— start DATA FOR THIS EXERCISE —
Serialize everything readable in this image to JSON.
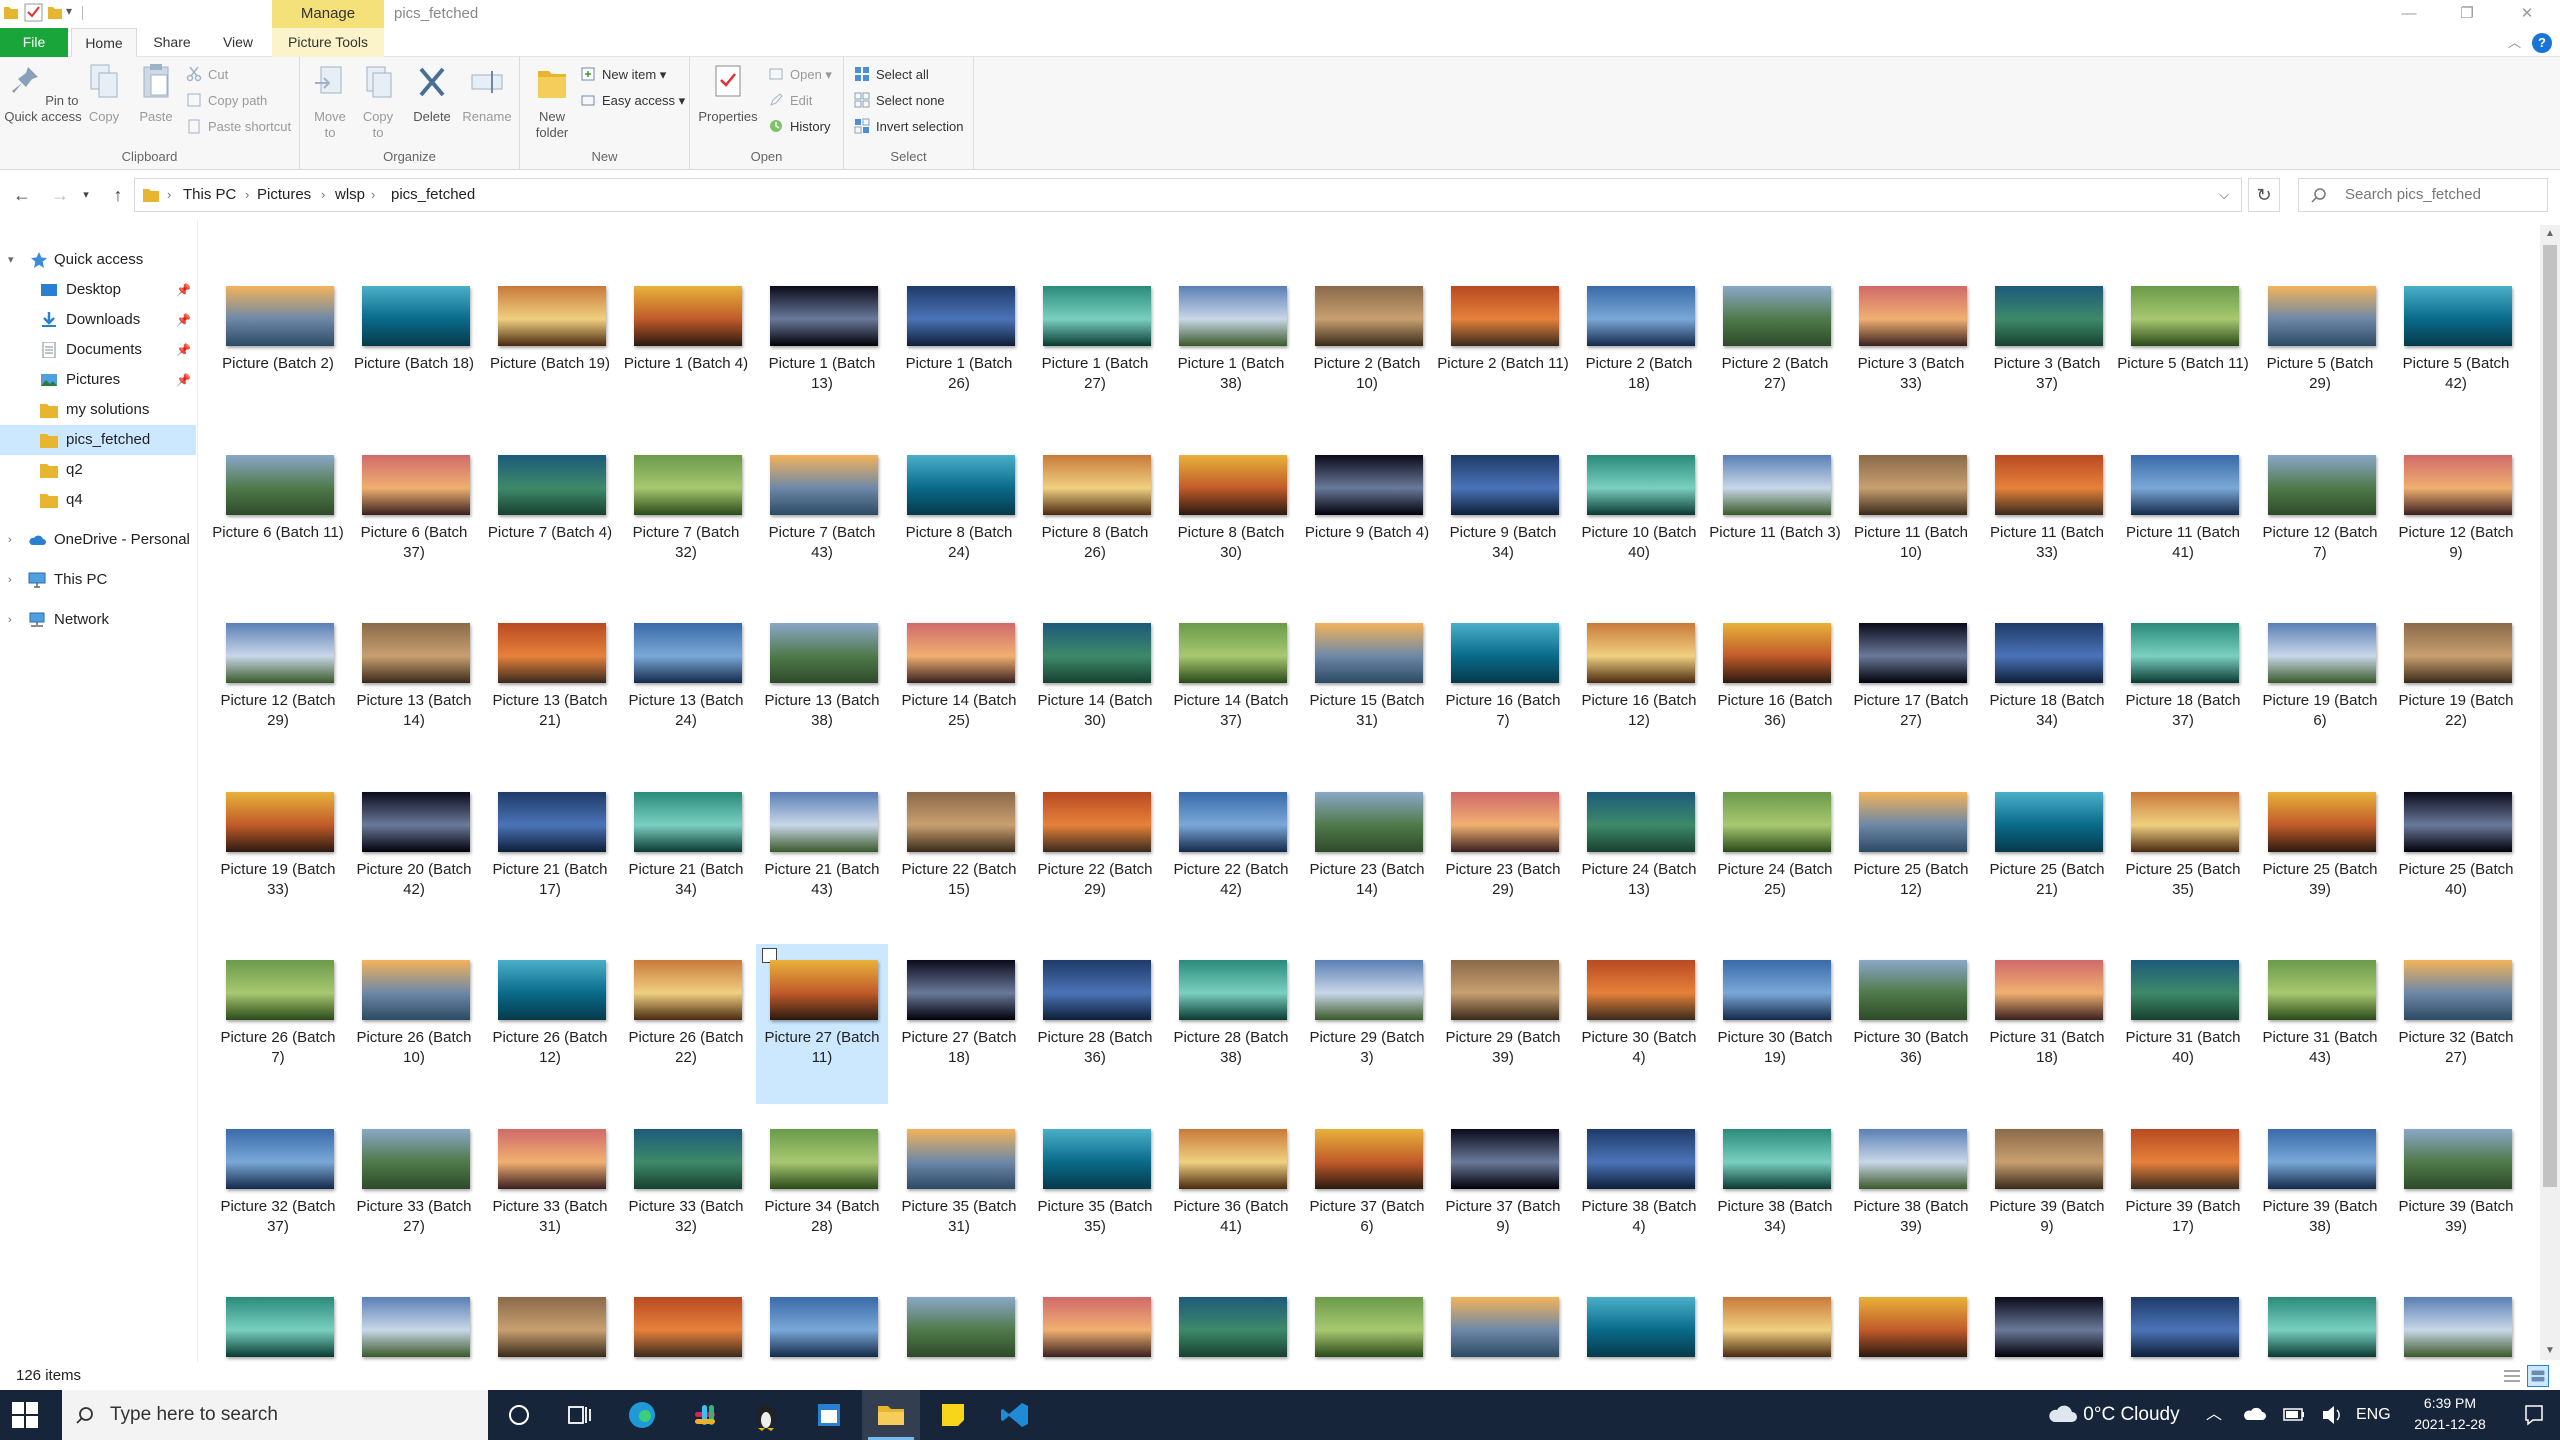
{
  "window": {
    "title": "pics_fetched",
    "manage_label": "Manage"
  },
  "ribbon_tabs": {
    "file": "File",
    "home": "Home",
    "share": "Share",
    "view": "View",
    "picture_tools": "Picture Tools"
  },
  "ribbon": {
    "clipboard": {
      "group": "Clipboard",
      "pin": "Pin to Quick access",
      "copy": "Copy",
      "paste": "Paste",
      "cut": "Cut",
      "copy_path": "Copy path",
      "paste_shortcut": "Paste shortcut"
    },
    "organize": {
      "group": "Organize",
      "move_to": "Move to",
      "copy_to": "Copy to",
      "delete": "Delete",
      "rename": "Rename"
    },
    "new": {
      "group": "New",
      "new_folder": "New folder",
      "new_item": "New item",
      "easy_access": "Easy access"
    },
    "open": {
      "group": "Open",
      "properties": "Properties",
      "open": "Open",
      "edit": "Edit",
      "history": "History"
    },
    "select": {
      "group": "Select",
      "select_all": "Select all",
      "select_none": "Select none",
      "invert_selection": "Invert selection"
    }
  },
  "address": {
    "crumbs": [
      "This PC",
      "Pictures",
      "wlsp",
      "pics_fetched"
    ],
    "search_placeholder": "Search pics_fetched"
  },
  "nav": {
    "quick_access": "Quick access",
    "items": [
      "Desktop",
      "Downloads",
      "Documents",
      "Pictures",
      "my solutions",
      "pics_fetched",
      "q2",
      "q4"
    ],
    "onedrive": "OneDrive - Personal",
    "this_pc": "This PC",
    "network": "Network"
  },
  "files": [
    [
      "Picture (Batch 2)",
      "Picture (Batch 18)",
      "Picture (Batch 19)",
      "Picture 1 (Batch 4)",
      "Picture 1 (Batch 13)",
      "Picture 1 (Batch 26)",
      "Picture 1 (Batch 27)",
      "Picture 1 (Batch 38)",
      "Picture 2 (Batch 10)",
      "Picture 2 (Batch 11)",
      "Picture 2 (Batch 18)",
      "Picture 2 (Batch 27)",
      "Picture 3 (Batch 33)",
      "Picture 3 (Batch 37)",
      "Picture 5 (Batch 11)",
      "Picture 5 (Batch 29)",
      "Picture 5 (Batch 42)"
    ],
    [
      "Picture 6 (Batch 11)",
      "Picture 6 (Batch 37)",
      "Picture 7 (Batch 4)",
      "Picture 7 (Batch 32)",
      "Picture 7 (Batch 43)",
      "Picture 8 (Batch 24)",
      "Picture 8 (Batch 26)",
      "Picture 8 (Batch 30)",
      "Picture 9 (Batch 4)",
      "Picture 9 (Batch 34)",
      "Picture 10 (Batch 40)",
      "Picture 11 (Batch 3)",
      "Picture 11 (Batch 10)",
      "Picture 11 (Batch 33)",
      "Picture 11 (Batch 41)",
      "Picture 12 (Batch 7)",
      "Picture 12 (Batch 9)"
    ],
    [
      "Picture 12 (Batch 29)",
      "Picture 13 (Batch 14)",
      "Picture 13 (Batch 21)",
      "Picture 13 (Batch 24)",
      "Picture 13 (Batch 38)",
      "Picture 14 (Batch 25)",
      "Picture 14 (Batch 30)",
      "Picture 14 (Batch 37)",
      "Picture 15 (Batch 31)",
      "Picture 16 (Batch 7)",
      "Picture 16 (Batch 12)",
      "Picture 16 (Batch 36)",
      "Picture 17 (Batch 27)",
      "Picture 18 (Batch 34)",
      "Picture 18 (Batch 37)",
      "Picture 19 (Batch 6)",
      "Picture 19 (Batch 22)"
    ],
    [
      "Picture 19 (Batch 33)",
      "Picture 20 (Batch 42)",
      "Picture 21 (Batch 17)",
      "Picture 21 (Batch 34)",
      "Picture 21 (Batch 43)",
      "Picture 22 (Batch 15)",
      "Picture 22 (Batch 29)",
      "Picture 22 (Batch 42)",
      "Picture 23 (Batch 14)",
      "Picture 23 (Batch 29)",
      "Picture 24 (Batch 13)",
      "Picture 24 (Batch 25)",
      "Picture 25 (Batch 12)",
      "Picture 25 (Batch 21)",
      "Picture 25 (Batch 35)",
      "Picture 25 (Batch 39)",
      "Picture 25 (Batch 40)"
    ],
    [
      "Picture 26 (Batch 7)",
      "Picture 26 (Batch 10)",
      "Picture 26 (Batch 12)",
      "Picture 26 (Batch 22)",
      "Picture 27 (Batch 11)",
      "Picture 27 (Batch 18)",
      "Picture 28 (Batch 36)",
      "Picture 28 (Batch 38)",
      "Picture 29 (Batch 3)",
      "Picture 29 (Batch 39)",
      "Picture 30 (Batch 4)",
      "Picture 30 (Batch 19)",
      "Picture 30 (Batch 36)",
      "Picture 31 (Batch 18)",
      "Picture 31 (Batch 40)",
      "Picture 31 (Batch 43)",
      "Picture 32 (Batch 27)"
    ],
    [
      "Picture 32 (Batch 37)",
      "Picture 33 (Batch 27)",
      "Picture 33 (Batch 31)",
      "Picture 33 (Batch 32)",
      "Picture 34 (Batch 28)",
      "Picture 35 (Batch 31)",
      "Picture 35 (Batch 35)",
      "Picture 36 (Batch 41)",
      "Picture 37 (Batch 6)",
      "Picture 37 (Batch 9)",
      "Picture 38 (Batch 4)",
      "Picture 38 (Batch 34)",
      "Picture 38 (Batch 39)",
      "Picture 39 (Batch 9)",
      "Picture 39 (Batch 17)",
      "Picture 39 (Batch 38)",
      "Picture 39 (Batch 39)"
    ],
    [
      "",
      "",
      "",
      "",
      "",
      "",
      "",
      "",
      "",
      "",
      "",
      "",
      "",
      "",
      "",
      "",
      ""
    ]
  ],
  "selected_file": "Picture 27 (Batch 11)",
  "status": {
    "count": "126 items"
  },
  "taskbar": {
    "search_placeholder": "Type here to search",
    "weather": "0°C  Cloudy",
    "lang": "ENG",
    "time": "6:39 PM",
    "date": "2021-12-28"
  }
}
— end DATA FOR THIS EXERCISE —
OBJECTIVE » Reproduce the full listing above verbatim, with no pictures included.

EXERCISE SOLUTION »
Serialize everything readable in this image to JSON.
{
  "window": {
    "title": "pics_fetched",
    "manage_label": "Manage"
  },
  "ribbon_tabs": {
    "file": "File",
    "home": "Home",
    "share": "Share",
    "view": "View",
    "picture_tools": "Picture Tools"
  },
  "ribbon": {
    "clipboard": {
      "group": "Clipboard",
      "pin": "Pin to Quick access",
      "copy": "Copy",
      "paste": "Paste",
      "cut": "Cut",
      "copy_path": "Copy path",
      "paste_shortcut": "Paste shortcut"
    },
    "organize": {
      "group": "Organize",
      "move_to": "Move to",
      "copy_to": "Copy to",
      "delete": "Delete",
      "rename": "Rename"
    },
    "new": {
      "group": "New",
      "new_folder": "New folder",
      "new_item": "New item",
      "easy_access": "Easy access"
    },
    "open": {
      "group": "Open",
      "properties": "Properties",
      "open": "Open",
      "edit": "Edit",
      "history": "History"
    },
    "select": {
      "group": "Select",
      "select_all": "Select all",
      "select_none": "Select none",
      "invert_selection": "Invert selection"
    }
  },
  "address": {
    "crumbs": [
      "This PC",
      "Pictures",
      "wlsp",
      "pics_fetched"
    ],
    "search_placeholder": "Search pics_fetched"
  },
  "nav": {
    "quick_access": "Quick access",
    "items": [
      "Desktop",
      "Downloads",
      "Documents",
      "Pictures",
      "my solutions",
      "pics_fetched",
      "q2",
      "q4"
    ],
    "onedrive": "OneDrive - Personal",
    "this_pc": "This PC",
    "network": "Network"
  },
  "files": [
    [
      "Picture (Batch 2)",
      "Picture (Batch 18)",
      "Picture (Batch 19)",
      "Picture 1 (Batch 4)",
      "Picture 1 (Batch 13)",
      "Picture 1 (Batch 26)",
      "Picture 1 (Batch 27)",
      "Picture 1 (Batch 38)",
      "Picture 2 (Batch 10)",
      "Picture 2 (Batch 11)",
      "Picture 2 (Batch 18)",
      "Picture 2 (Batch 27)",
      "Picture 3 (Batch 33)",
      "Picture 3 (Batch 37)",
      "Picture 5 (Batch 11)",
      "Picture 5 (Batch 29)",
      "Picture 5 (Batch 42)"
    ],
    [
      "Picture 6 (Batch 11)",
      "Picture 6 (Batch 37)",
      "Picture 7 (Batch 4)",
      "Picture 7 (Batch 32)",
      "Picture 7 (Batch 43)",
      "Picture 8 (Batch 24)",
      "Picture 8 (Batch 26)",
      "Picture 8 (Batch 30)",
      "Picture 9 (Batch 4)",
      "Picture 9 (Batch 34)",
      "Picture 10 (Batch 40)",
      "Picture 11 (Batch 3)",
      "Picture 11 (Batch 10)",
      "Picture 11 (Batch 33)",
      "Picture 11 (Batch 41)",
      "Picture 12 (Batch 7)",
      "Picture 12 (Batch 9)"
    ],
    [
      "Picture 12 (Batch 29)",
      "Picture 13 (Batch 14)",
      "Picture 13 (Batch 21)",
      "Picture 13 (Batch 24)",
      "Picture 13 (Batch 38)",
      "Picture 14 (Batch 25)",
      "Picture 14 (Batch 30)",
      "Picture 14 (Batch 37)",
      "Picture 15 (Batch 31)",
      "Picture 16 (Batch 7)",
      "Picture 16 (Batch 12)",
      "Picture 16 (Batch 36)",
      "Picture 17 (Batch 27)",
      "Picture 18 (Batch 34)",
      "Picture 18 (Batch 37)",
      "Picture 19 (Batch 6)",
      "Picture 19 (Batch 22)"
    ],
    [
      "Picture 19 (Batch 33)",
      "Picture 20 (Batch 42)",
      "Picture 21 (Batch 17)",
      "Picture 21 (Batch 34)",
      "Picture 21 (Batch 43)",
      "Picture 22 (Batch 15)",
      "Picture 22 (Batch 29)",
      "Picture 22 (Batch 42)",
      "Picture 23 (Batch 14)",
      "Picture 23 (Batch 29)",
      "Picture 24 (Batch 13)",
      "Picture 24 (Batch 25)",
      "Picture 25 (Batch 12)",
      "Picture 25 (Batch 21)",
      "Picture 25 (Batch 35)",
      "Picture 25 (Batch 39)",
      "Picture 25 (Batch 40)"
    ],
    [
      "Picture 26 (Batch 7)",
      "Picture 26 (Batch 10)",
      "Picture 26 (Batch 12)",
      "Picture 26 (Batch 22)",
      "Picture 27 (Batch 11)",
      "Picture 27 (Batch 18)",
      "Picture 28 (Batch 36)",
      "Picture 28 (Batch 38)",
      "Picture 29 (Batch 3)",
      "Picture 29 (Batch 39)",
      "Picture 30 (Batch 4)",
      "Picture 30 (Batch 19)",
      "Picture 30 (Batch 36)",
      "Picture 31 (Batch 18)",
      "Picture 31 (Batch 40)",
      "Picture 31 (Batch 43)",
      "Picture 32 (Batch 27)"
    ],
    [
      "Picture 32 (Batch 37)",
      "Picture 33 (Batch 27)",
      "Picture 33 (Batch 31)",
      "Picture 33 (Batch 32)",
      "Picture 34 (Batch 28)",
      "Picture 35 (Batch 31)",
      "Picture 35 (Batch 35)",
      "Picture 36 (Batch 41)",
      "Picture 37 (Batch 6)",
      "Picture 37 (Batch 9)",
      "Picture 38 (Batch 4)",
      "Picture 38 (Batch 34)",
      "Picture 38 (Batch 39)",
      "Picture 39 (Batch 9)",
      "Picture 39 (Batch 17)",
      "Picture 39 (Batch 38)",
      "Picture 39 (Batch 39)"
    ],
    [
      "",
      "",
      "",
      "",
      "",
      "",
      "",
      "",
      "",
      "",
      "",
      "",
      "",
      "",
      "",
      "",
      ""
    ]
  ],
  "selected_file": "Picture 27 (Batch 11)",
  "status": {
    "count": "126 items"
  },
  "taskbar": {
    "search_placeholder": "Type here to search",
    "weather": "0°C  Cloudy",
    "lang": "ENG",
    "time": "6:39 PM",
    "date": "2021-12-28"
  }
}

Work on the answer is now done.